Exercise instructions
Word for word, transcribe the lines below and drop the pictures.

Stored records:
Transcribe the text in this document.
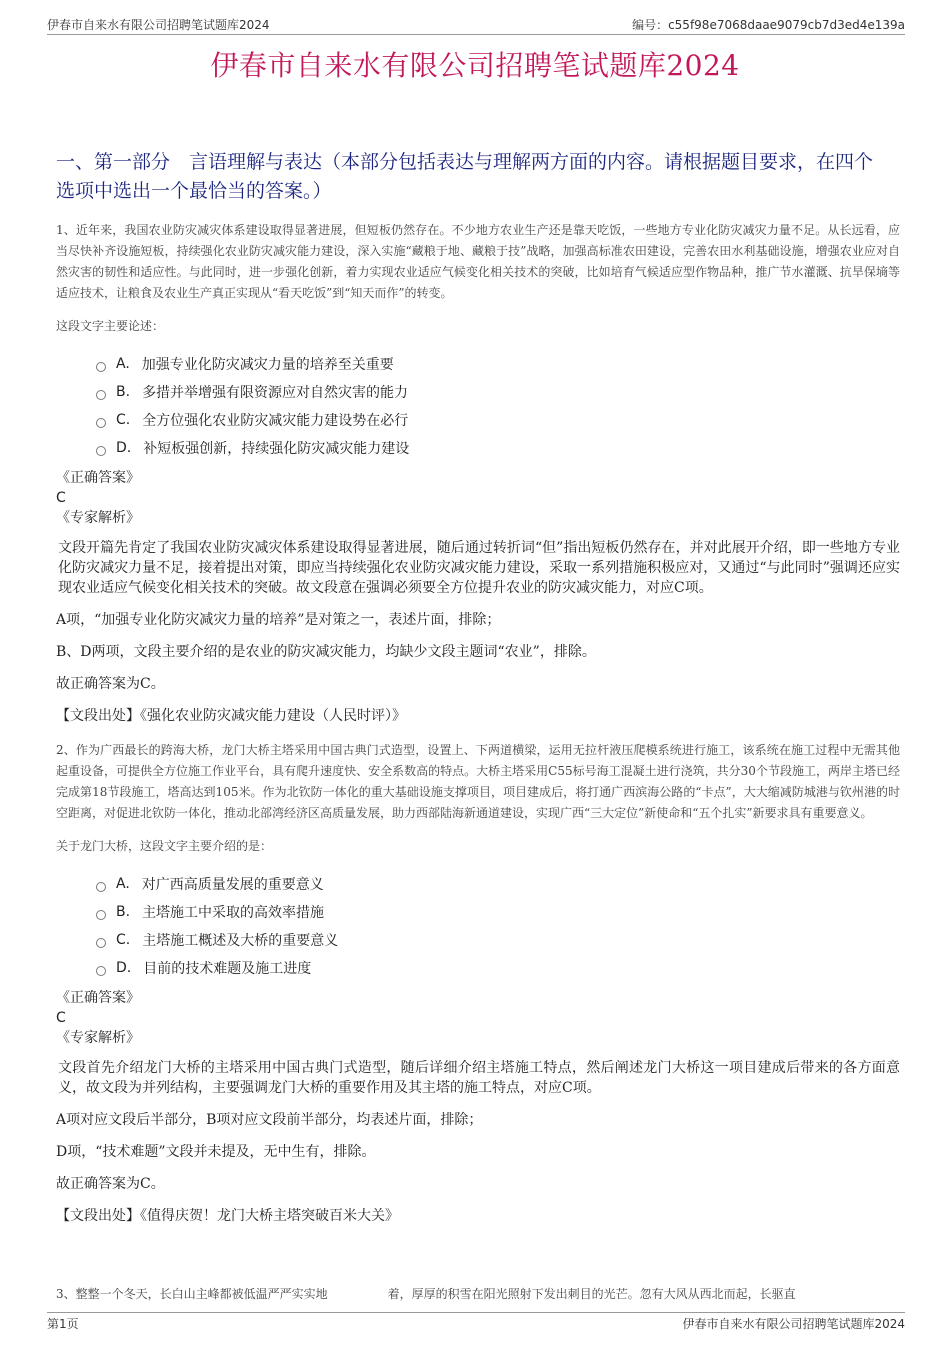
伊春市自来水有限公司招聘笔试题库2024	编号：c55f98e7068daae9079cb7d3ed4e139a
伊春市自来水有限公司招聘笔试题库2024
一、第一部分　言语理解与表达（本部分包括表达与理解两方面的内容。请根据题目要求，在四个选项中选出一个最恰当的答案。）

1、近年来，我国农业防灾减灾体系建设取得显著进展，但短板仍然存在。不少地方农业生产还是靠天吃饭，一些地方专业化防灾减灾力量不足。从长远看，应当尽快补齐设施短板，持续强化农业防灾减灾能力建设，深入实施“藏粮于地、藏粮于技”战略，加强高标准农田建设，完善农田水利基础设施，增强农业应对自然灾害的韧性和适应性。与此同时，进一步强化创新，着力实现农业适应气候变化相关技术的突破，比如培育气候适应型作物品种，推广节水灌溉、抗旱保墒等适应技术，让粮食及农业生产真正实现从“看天吃饭”到“知天而作”的转变。

这段文字主要论述：
A. 加强专业化防灾减灾力量的培养至关重要
B. 多措并举增强有限资源应对自然灾害的能力
C. 全方位强化农业防灾减灾能力建设势在必行
D. 补短板强创新，持续强化防灾减灾能力建设
《正确答案》
C
《专家解析》
文段开篇先肯定了我国农业防灾减灾体系建设取得显著进展，随后通过转折词“但”指出短板仍然存在，并对此展开介绍，即一些地方专业化防灾减灾力量不足，接着提出对策，即应当持续强化农业防灾减灾能力建设，采取一系列措施积极应对，又通过“与此同时”强调还应实现农业适应气候变化相关技术的突破。故文段意在强调必须要全方位提升农业的防灾减灾能力，对应C项。
A项，“加强专业化防灾减灾力量的培养”是对策之一，表述片面，排除；
B、D两项，文段主要介绍的是农业的防灾减灾能力，均缺少文段主题词“农业”，排除。
故正确答案为C。
【文段出处】《强化农业防灾减灾能力建设（人民时评）》

2、作为广西最长的跨海大桥，龙门大桥主塔采用中国古典门式造型，设置上、下两道横梁，运用无拉杆液压爬模系统进行施工，该系统在施工过程中无需其他起重设备，可提供全方位施工作业平台，具有爬升速度快、安全系数高的特点。大桥主塔采用C55标号海工混凝土进行浇筑，共分30个节段施工，两岸主塔已经完成第18节段施工，塔高达到105米。作为北钦防一体化的重大基础设施支撑项目，项目建成后，将打通广西滨海公路的“卡点”，大大缩减防城港与钦州港的时空距离，对促进北钦防一体化，推动北部湾经济区高质量发展，助力西部陆海新通道建设，实现广西“三大定位”新使命和“五个扎实”新要求具有重要意义。

关于龙门大桥，这段文字主要介绍的是：
A. 对广西高质量发展的重要意义
B. 主塔施工中采取的高效率措施
C. 主塔施工概述及大桥的重要意义
D. 目前的技术难题及施工进度
《正确答案》
C
《专家解析》
文段首先介绍龙门大桥的主塔采用中国古典门式造型，随后详细介绍主塔施工特点，然后阐述龙门大桥这一项目建成后带来的各方面意义，故文段为并列结构，主要强调龙门大桥的重要作用及其主塔的施工特点，对应C项。
A项对应文段后半部分，B项对应文段前半部分，均表述片面，排除；
D项，“技术难题”文段并未提及，无中生有，排除。
故正确答案为C。
【文段出处】《值得庆贺！龙门大桥主塔突破百米大关》
3、整整一个冬天，长白山主峰都被低温严严实实地	着，厚厚的积雪在阳光照射下发出刺目的光芒。忽有大风从西北而起，长驱直
第1页	伊春市自来水有限公司招聘笔试题库2024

Result for this exercise
Transcribe the text in this document.
伊春市自来水有限公司招聘笔试题库2024	编号：c55f98e7068daae9079cb7d3ed4e139a
伊春市自来水有限公司招聘笔试题库2024
一、第一部分　言语理解与表达（本部分包括表达与理解两方面的内容。请根据题目要求，在四个选项中选出一个最恰当的答案。）

1、近年来，我国农业防灾减灾体系建设取得显著进展，但短板仍然存在。不少地方农业生产还是靠天吃饭，一些地方专业化防灾减灾力量不足。从长远看，应当尽快补齐设施短板，持续强化农业防灾减灾能力建设，深入实施“藏粮于地、藏粮于技”战略，加强高标准农田建设，完善农田水利基础设施，增强农业应对自然灾害的韧性和适应性。与此同时，进一步强化创新，着力实现农业适应气候变化相关技术的突破，比如培育气候适应型作物品种，推广节水灌溉、抗旱保墒等适应技术，让粮食及农业生产真正实现从“看天吃饭”到“知天而作”的转变。

这段文字主要论述：
A. 加强专业化防灾减灾力量的培养至关重要
B. 多措并举增强有限资源应对自然灾害的能力
C. 全方位强化农业防灾减灾能力建设势在必行
D. 补短板强创新，持续强化防灾减灾能力建设
《正确答案》
C
《专家解析》
文段开篇先肯定了我国农业防灾减灾体系建设取得显著进展，随后通过转折词“但”指出短板仍然存在，并对此展开介绍，即一些地方专业化防灾减灾力量不足，接着提出对策，即应当持续强化农业防灾减灾能力建设，采取一系列措施积极应对，又通过“与此同时”强调还应实现农业适应气候变化相关技术的突破。故文段意在强调必须要全方位提升农业的防灾减灾能力，对应C项。
A项，“加强专业化防灾减灾力量的培养”是对策之一，表述片面，排除；
B、D两项，文段主要介绍的是农业的防灾减灾能力，均缺少文段主题词“农业”，排除。
故正确答案为C。
【文段出处】《强化农业防灾减灾能力建设（人民时评）》

2、作为广西最长的跨海大桥，龙门大桥主塔采用中国古典门式造型，设置上、下两道横梁，运用无拉杆液压爬模系统进行施工，该系统在施工过程中无需其他起重设备，可提供全方位施工作业平台，具有爬升速度快、安全系数高的特点。大桥主塔采用C55标号海工混凝土进行浇筑，共分30个节段施工，两岸主塔已经完成第18节段施工，塔高达到105米。作为北钦防一体化的重大基础设施支撑项目，项目建成后，将打通广西滨海公路的“卡点”，大大缩减防城港与钦州港的时空距离，对促进北钦防一体化，推动北部湾经济区高质量发展，助力西部陆海新通道建设，实现广西“三大定位”新使命和“五个扎实”新要求具有重要意义。

关于龙门大桥，这段文字主要介绍的是：
A. 对广西高质量发展的重要意义
B. 主塔施工中采取的高效率措施
C. 主塔施工概述及大桥的重要意义
D. 目前的技术难题及施工进度
《正确答案》
C
《专家解析》
文段首先介绍龙门大桥的主塔采用中国古典门式造型，随后详细介绍主塔施工特点，然后阐述龙门大桥这一项目建成后带来的各方面意义，故文段为并列结构，主要强调龙门大桥的重要作用及其主塔的施工特点，对应C项。
A项对应文段后半部分，B项对应文段前半部分，均表述片面，排除；
D项，“技术难题”文段并未提及，无中生有，排除。
故正确答案为C。
【文段出处】《值得庆贺！龙门大桥主塔突破百米大关》
3、整整一个冬天，长白山主峰都被低温严严实实地	着，厚厚的积雪在阳光照射下发出刺目的光芒。忽有大风从西北而起，长驱直
第1页	伊春市自来水有限公司招聘笔试题库2024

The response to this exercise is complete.